- Rows from a dataset
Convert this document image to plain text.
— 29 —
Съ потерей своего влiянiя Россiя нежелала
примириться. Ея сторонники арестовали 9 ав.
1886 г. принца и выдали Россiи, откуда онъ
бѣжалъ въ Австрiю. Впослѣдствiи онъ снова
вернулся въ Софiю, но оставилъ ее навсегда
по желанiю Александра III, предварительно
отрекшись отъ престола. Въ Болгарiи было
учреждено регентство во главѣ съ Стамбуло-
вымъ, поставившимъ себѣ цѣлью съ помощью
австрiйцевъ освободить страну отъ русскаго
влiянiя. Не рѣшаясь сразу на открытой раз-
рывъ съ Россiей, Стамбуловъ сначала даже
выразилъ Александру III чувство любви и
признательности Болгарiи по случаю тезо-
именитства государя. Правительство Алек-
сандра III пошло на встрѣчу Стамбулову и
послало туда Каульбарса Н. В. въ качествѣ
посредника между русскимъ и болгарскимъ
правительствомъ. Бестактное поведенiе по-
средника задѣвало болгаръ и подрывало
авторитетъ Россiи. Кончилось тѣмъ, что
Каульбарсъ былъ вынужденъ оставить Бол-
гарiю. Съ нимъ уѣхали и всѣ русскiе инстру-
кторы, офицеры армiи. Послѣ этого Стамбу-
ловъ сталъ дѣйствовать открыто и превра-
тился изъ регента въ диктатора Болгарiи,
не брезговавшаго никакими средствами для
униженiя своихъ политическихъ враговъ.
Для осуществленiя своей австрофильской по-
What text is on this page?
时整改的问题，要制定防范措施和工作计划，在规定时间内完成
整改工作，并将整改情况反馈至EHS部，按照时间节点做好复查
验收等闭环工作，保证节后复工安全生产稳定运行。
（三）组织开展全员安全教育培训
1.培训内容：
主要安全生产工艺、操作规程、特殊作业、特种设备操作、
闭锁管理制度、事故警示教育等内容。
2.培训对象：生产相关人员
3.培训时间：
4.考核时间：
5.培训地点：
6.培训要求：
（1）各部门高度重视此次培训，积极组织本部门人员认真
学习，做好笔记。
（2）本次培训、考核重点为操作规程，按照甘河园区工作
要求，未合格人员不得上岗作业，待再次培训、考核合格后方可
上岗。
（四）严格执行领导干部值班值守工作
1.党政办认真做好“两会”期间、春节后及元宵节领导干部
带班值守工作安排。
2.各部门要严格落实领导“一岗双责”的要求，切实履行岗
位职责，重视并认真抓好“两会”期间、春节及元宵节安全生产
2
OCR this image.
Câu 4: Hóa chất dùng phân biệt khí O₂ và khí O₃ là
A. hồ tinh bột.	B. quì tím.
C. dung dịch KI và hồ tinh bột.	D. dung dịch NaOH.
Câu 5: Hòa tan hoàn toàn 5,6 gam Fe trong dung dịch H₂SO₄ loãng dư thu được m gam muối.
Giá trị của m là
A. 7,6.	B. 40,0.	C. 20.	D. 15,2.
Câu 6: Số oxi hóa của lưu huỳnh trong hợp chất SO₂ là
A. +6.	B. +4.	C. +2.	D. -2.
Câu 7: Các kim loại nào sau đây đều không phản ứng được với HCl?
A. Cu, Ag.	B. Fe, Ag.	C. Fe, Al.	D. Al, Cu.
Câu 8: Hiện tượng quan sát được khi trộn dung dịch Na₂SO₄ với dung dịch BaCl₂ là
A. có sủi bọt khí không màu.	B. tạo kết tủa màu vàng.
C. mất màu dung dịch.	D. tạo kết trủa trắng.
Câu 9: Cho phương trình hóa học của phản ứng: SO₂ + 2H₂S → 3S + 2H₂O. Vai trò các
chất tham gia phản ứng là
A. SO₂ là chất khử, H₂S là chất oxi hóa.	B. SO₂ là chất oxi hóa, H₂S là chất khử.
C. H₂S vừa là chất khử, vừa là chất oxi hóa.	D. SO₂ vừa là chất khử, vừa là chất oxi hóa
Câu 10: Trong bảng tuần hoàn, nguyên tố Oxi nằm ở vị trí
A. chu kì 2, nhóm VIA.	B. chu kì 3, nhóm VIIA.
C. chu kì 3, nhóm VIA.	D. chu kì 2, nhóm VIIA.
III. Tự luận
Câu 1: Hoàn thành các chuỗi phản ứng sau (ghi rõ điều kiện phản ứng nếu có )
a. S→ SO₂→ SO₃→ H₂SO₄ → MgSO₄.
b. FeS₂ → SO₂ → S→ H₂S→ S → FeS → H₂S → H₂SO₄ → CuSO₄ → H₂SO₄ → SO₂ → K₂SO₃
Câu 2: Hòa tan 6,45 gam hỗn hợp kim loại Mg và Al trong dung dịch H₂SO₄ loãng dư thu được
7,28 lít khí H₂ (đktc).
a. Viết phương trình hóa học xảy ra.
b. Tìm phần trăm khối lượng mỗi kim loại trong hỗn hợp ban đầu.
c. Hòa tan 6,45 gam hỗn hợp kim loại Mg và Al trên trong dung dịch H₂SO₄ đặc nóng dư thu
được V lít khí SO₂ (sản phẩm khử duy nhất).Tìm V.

- Problem to work on
Your task is to print all of the records exactly.

- Response for this exercise
Convert this document image to plain text.
— 29 —
Съ потерей своего влiянiя Россiя нежелала
примириться. Ея сторонники арестовали 9 ав.
1886 г. принца и выдали Россiи, откуда онъ
бѣжалъ въ Австрiю. Впослѣдствiи онъ снова
вернулся въ Софiю, но оставилъ ее навсегда
по желанiю Александра III, предварительно
отрекшись отъ престола. Въ Болгарiи было
учреждено регентство во главѣ съ Стамбуло-
вымъ, поставившимъ себѣ цѣлью съ помощью
австрiйцевъ освободить страну отъ русскаго
влiянiя. Не рѣшаясь сразу на открытой раз-
рывъ съ Россiей, Стамбуловъ сначала даже
выразилъ Александру III чувство любви и
признательности Болгарiи по случаю тезо-
именитства государя. Правительство Алек-
сандра III пошло на встрѣчу Стамбулову и
послало туда Каульбарса Н. В. въ качествѣ
посредника между русскимъ и болгарскимъ
правительствомъ. Бестактное поведенiе по-
средника задѣвало болгаръ и подрывало
авторитетъ Россiи. Кончилось тѣмъ, что
Каульбарсъ былъ вынужденъ оставить Бол-
гарiю. Съ нимъ уѣхали и всѣ русскiе инстру-
кторы, офицеры армiи. Послѣ этого Стамбу-
ловъ сталъ дѣйствовать открыто и превра-
тился изъ регента въ диктатора Болгарiи,
не брезговавшаго никакими средствами для
униженiя своихъ политическихъ враговъ.
Для осуществленiя своей австрофильской по-
What text is on this page?
时整改的问题，要制定防范措施和工作计划，在规定时间内完成
整改工作，并将整改情况反馈至EHS部，按照时间节点做好复查
验收等闭环工作，保证节后复工安全生产稳定运行。
（三）组织开展全员安全教育培训
1.培训内容：
主要安全生产工艺、操作规程、特殊作业、特种设备操作、
闭锁管理制度、事故警示教育等内容。
2.培训对象：生产相关人员
3.培训时间：
4.考核时间：
5.培训地点：
6.培训要求：
（1）各部门高度重视此次培训，积极组织本部门人员认真
学习，做好笔记。
（2）本次培训、考核重点为操作规程，按照甘河园区工作
要求，未合格人员不得上岗作业，待再次培训、考核合格后方可
上岗。
（四）严格执行领导干部值班值守工作
1.党政办认真做好“两会”期间、春节后及元宵节领导干部
带班值守工作安排。
2.各部门要严格落实领导“一岗双责”的要求，切实履行岗
位职责，重视并认真抓好“两会”期间、春节及元宵节安全生产
2
OCR this image.
Câu 4: Hóa chất dùng phân biệt khí O₂ và khí O₃ là
A. hồ tinh bột.	B. quì tím.
C. dung dịch KI và hồ tinh bột.	D. dung dịch NaOH.
Câu 5: Hòa tan hoàn toàn 5,6 gam Fe trong dung dịch H₂SO₄ loãng dư thu được m gam muối.
Giá trị của m là
A. 7,6.	B. 40,0.	C. 20.	D. 15,2.
Câu 6: Số oxi hóa của lưu huỳnh trong hợp chất SO₂ là
A. +6.	B. +4.	C. +2.	D. -2.
Câu 7: Các kim loại nào sau đây đều không phản ứng được với HCl?
A. Cu, Ag.	B. Fe, Ag.	C. Fe, Al.	D. Al, Cu.
Câu 8: Hiện tượng quan sát được khi trộn dung dịch Na₂SO₄ với dung dịch BaCl₂ là
A. có sủi bọt khí không màu.	B. tạo kết tủa màu vàng.
C. mất màu dung dịch.	D. tạo kết trủa trắng.
Câu 9: Cho phương trình hóa học của phản ứng: SO₂ + 2H₂S → 3S + 2H₂O. Vai trò các
chất tham gia phản ứng là
A. SO₂ là chất khử, H₂S là chất oxi hóa.	B. SO₂ là chất oxi hóa, H₂S là chất khử.
C. H₂S vừa là chất khử, vừa là chất oxi hóa.	D. SO₂ vừa là chất khử, vừa là chất oxi hóa
Câu 10: Trong bảng tuần hoàn, nguyên tố Oxi nằm ở vị trí
A. chu kì 2, nhóm VIA.	B. chu kì 3, nhóm VIIA.
C. chu kì 3, nhóm VIA.	D. chu kì 2, nhóm VIIA.
III. Tự luận
Câu 1: Hoàn thành các chuỗi phản ứng sau (ghi rõ điều kiện phản ứng nếu có )
a. S→ SO₂→ SO₃→ H₂SO₄ → MgSO₄.
b. FeS₂ → SO₂ → S→ H₂S→ S → FeS → H₂S → H₂SO₄ → CuSO₄ → H₂SO₄ → SO₂ → K₂SO₃
Câu 2: Hòa tan 6,45 gam hỗn hợp kim loại Mg và Al trong dung dịch H₂SO₄ loãng dư thu được
7,28 lít khí H₂ (đktc).
a. Viết phương trình hóa học xảy ra.
b. Tìm phần trăm khối lượng mỗi kim loại trong hỗn hợp ban đầu.
c. Hòa tan 6,45 gam hỗn hợp kim loại Mg và Al trên trong dung dịch H₂SO₄ đặc nóng dư thu
được V lít khí SO₂ (sản phẩm khử duy nhất).Tìm V.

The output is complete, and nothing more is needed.